• [Data records]:
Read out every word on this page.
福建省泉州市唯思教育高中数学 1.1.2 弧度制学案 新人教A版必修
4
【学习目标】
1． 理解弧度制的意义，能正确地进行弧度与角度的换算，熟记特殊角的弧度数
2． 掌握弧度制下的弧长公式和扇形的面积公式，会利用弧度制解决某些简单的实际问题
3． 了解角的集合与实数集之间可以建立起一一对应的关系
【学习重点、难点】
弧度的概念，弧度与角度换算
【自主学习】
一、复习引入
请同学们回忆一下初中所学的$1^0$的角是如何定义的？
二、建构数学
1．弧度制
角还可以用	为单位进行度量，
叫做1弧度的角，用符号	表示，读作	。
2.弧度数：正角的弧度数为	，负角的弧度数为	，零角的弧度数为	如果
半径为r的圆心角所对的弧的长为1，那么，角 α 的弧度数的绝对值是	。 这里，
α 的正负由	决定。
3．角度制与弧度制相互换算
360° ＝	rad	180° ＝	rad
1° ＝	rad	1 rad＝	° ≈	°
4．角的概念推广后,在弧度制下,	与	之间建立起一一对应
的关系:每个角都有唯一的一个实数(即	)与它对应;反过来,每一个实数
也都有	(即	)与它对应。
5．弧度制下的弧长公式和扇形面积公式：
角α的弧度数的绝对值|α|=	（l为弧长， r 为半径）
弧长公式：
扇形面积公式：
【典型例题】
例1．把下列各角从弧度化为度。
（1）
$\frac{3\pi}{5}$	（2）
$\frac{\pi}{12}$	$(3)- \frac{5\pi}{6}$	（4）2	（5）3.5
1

• [Directions for this task]: Nothing in the listing may be changed; retype it all exactly.

• [Written response]:
Read out every word on this page.
福建省泉州市唯思教育高中数学 1.1.2 弧度制学案 新人教A版必修
4
【学习目标】
1． 理解弧度制的意义，能正确地进行弧度与角度的换算，熟记特殊角的弧度数
2． 掌握弧度制下的弧长公式和扇形的面积公式，会利用弧度制解决某些简单的实际问题
3． 了解角的集合与实数集之间可以建立起一一对应的关系
【学习重点、难点】
弧度的概念，弧度与角度换算
【自主学习】
一、复习引入
请同学们回忆一下初中所学的$1^0$的角是如何定义的？
二、建构数学
1．弧度制
角还可以用	为单位进行度量，
叫做1弧度的角，用符号	表示，读作	。
2.弧度数：正角的弧度数为	，负角的弧度数为	，零角的弧度数为	如果
半径为r的圆心角所对的弧的长为1，那么，角 α 的弧度数的绝对值是	。 这里，
α 的正负由	决定。
3．角度制与弧度制相互换算
360° ＝	rad	180° ＝	rad
1° ＝	rad	1 rad＝	° ≈	°
4．角的概念推广后,在弧度制下,	与	之间建立起一一对应
的关系:每个角都有唯一的一个实数(即	)与它对应;反过来,每一个实数
也都有	(即	)与它对应。
5．弧度制下的弧长公式和扇形面积公式：
角α的弧度数的绝对值|α|=	（l为弧长， r 为半径）
弧长公式：
扇形面积公式：
【典型例题】
例1．把下列各角从弧度化为度。
（1）
$\frac{3\pi}{5}$	（2）
$\frac{\pi}{12}$	$(3)- \frac{5\pi}{6}$	（4）2	（5）3.5
1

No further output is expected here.